Can you repeat the lines below, from the first one up to and including the line with "624, 1287, 1137]", leaving the pictures out of your answer?

_ _ _

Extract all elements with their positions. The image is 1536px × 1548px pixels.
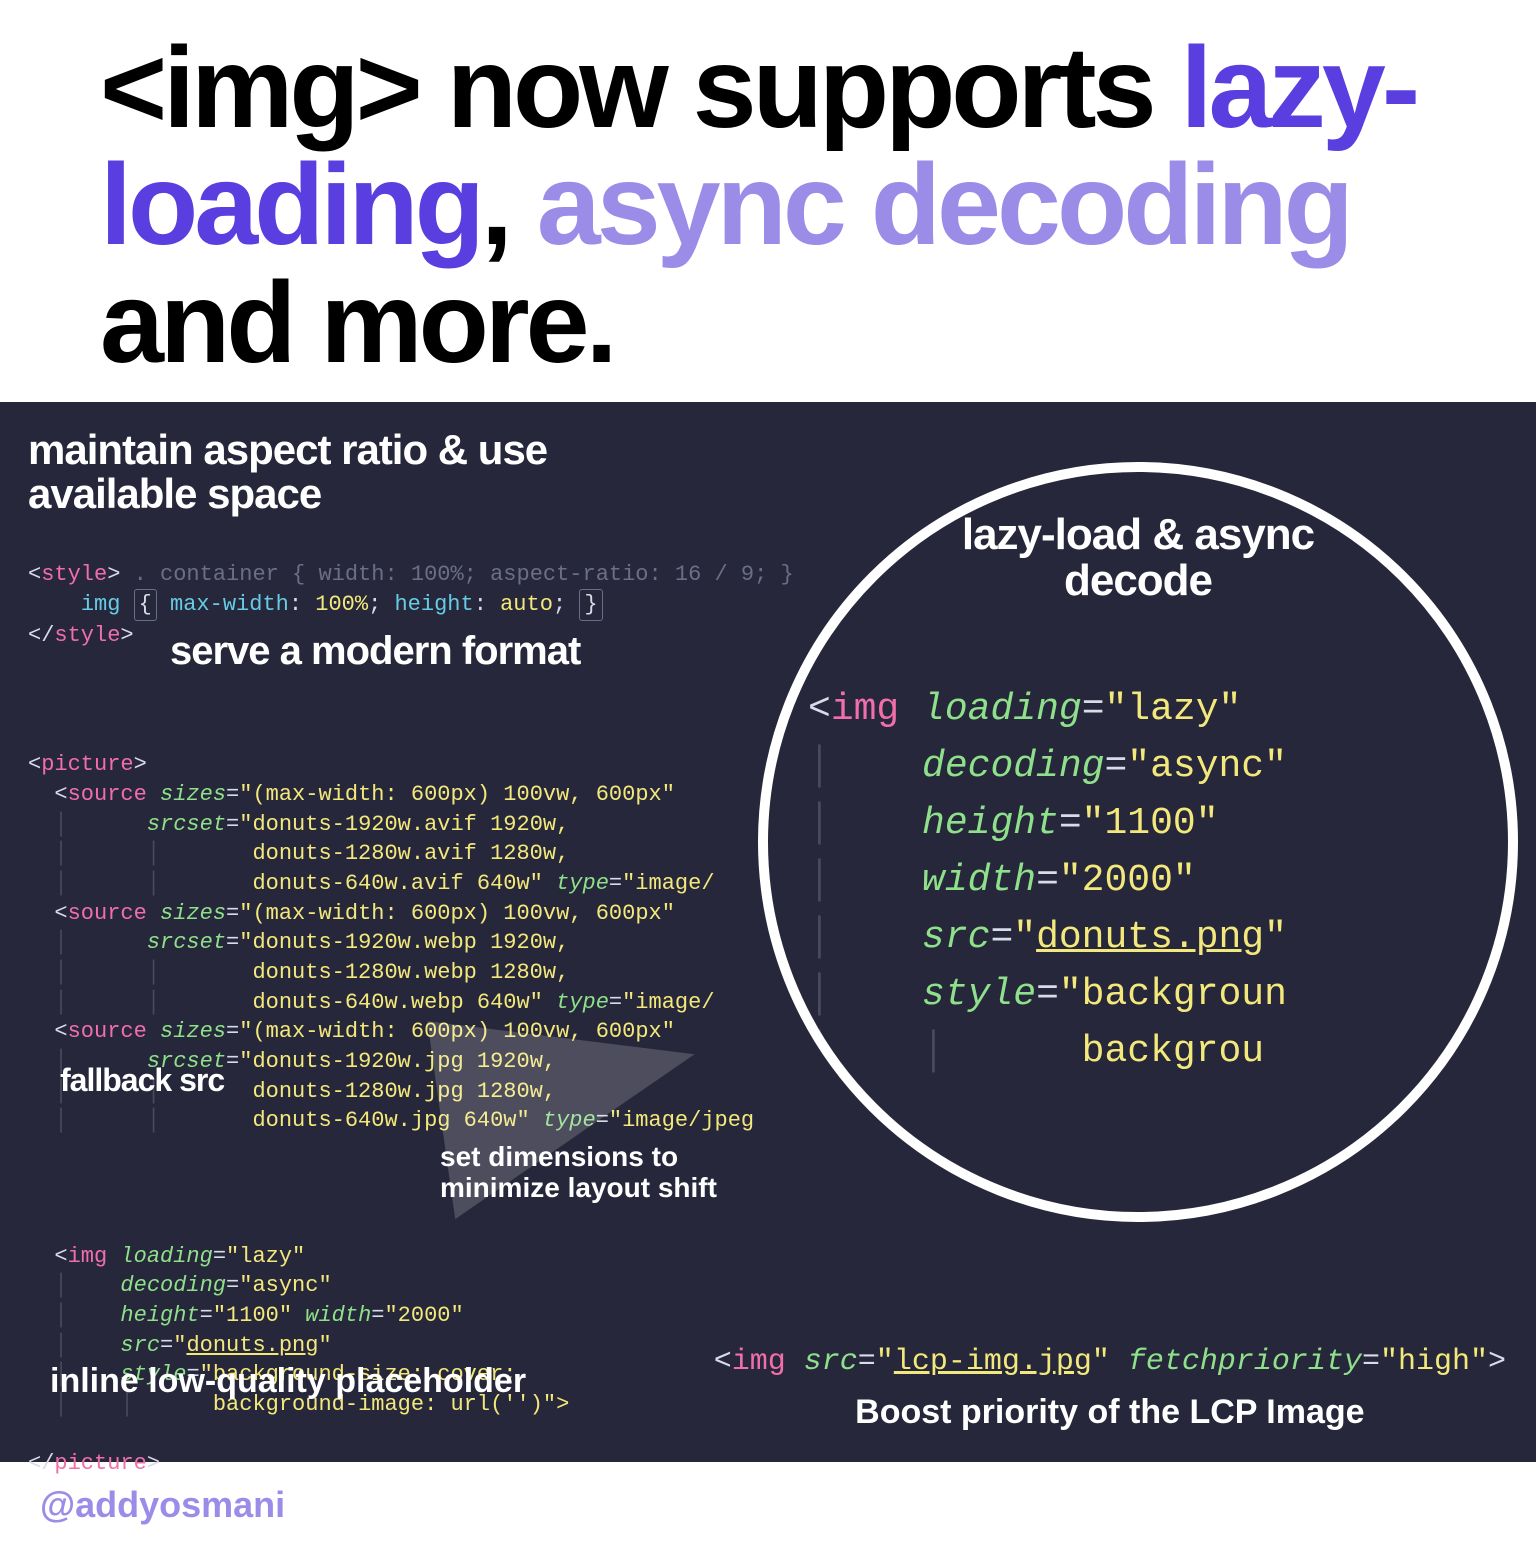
label-lazy-load: lazy-load & async decode [948, 512, 1328, 604]
code-panel: maintain aspect ratio & use available sp… [0, 402, 1536, 1462]
label-aspect-ratio: maintain aspect ratio & use available sp… [28, 428, 548, 516]
lcp-block: <img src="lcp-img.jpg" fetchpriority="hi… [714, 1345, 1506, 1432]
magnifier-code: <img loading="lazy" │ decoding="async" │… [768, 624, 1287, 1137]
label-serve-format: serve a modern format [170, 630, 580, 672]
label-fallback-src: fallback src [60, 1062, 224, 1099]
magnifier-pointer [427, 985, 712, 1219]
code-img-fallback: <img loading="lazy" │ decoding="async" │… [28, 1212, 768, 1509]
headline: <img> now supports lazy-loading, async d… [0, 0, 1536, 402]
label-lcp: Boost priority of the LCP Image [714, 1393, 1506, 1432]
magnifier-lens: lazy-load & async decode <img loading="l… [758, 462, 1518, 1222]
headline-text-1: <img> now supports [100, 24, 1181, 152]
label-inline-placeholder: inline low-quality placeholder [50, 1362, 526, 1401]
headline-rest: and more. [100, 259, 614, 387]
headline-comma: , [481, 141, 537, 269]
headline-async: async decoding [537, 141, 1350, 269]
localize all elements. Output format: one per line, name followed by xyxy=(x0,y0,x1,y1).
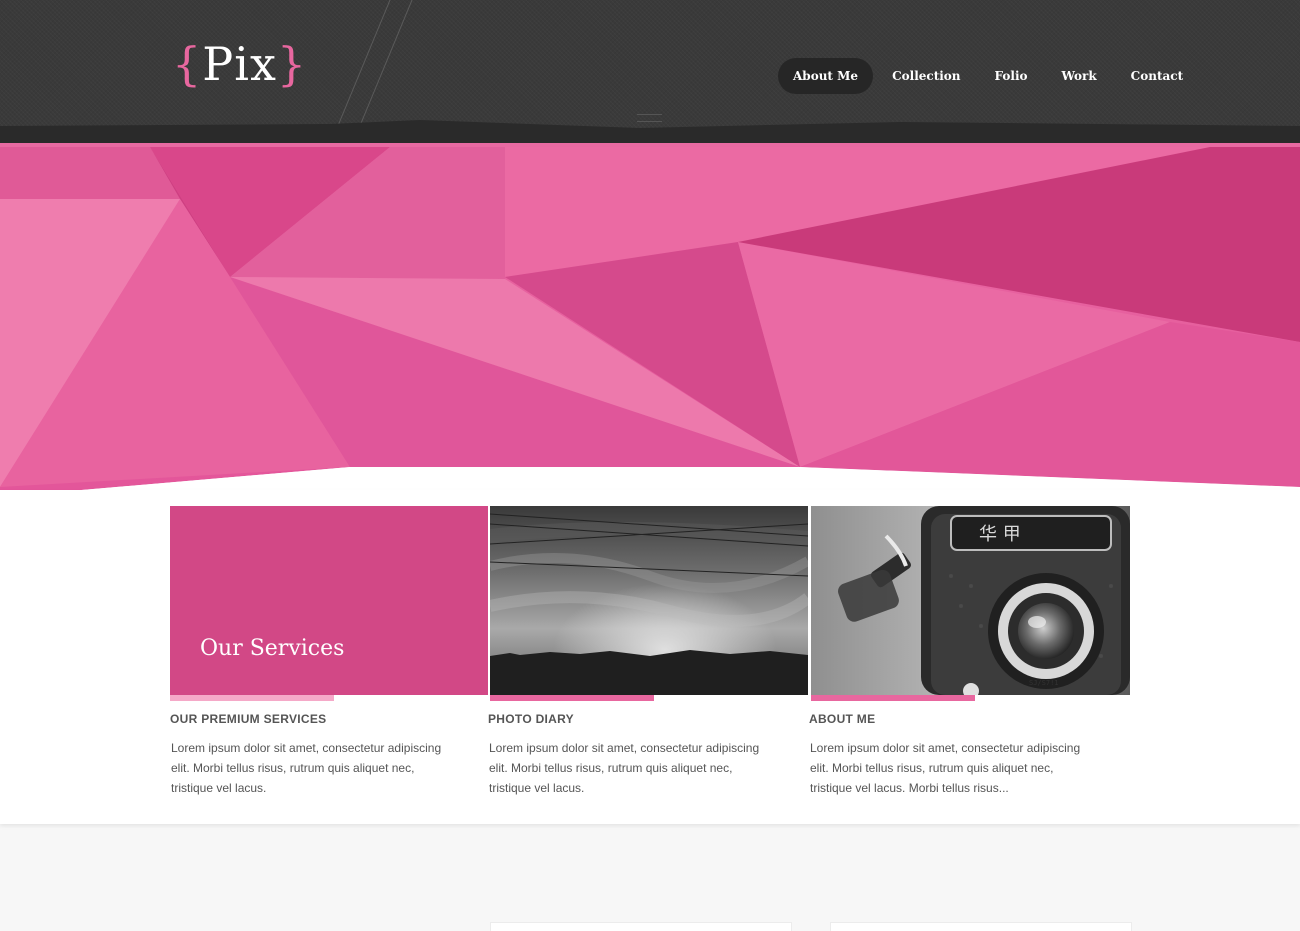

_ _ _

▶ **The answer**:
Extract all elements with their positions. The image is 1536px × 1548px pixels.
label-lazy-load: lazy-load & async decode [948, 512, 1328, 604]
code-panel: maintain aspect ratio & use available sp… [0, 402, 1536, 1462]
label-aspect-ratio: maintain aspect ratio & use available sp… [28, 428, 548, 516]
lcp-block: <img src="lcp-img.jpg" fetchpriority="hi… [714, 1345, 1506, 1432]
magnifier-code: <img loading="lazy" │ decoding="async" │… [768, 624, 1287, 1137]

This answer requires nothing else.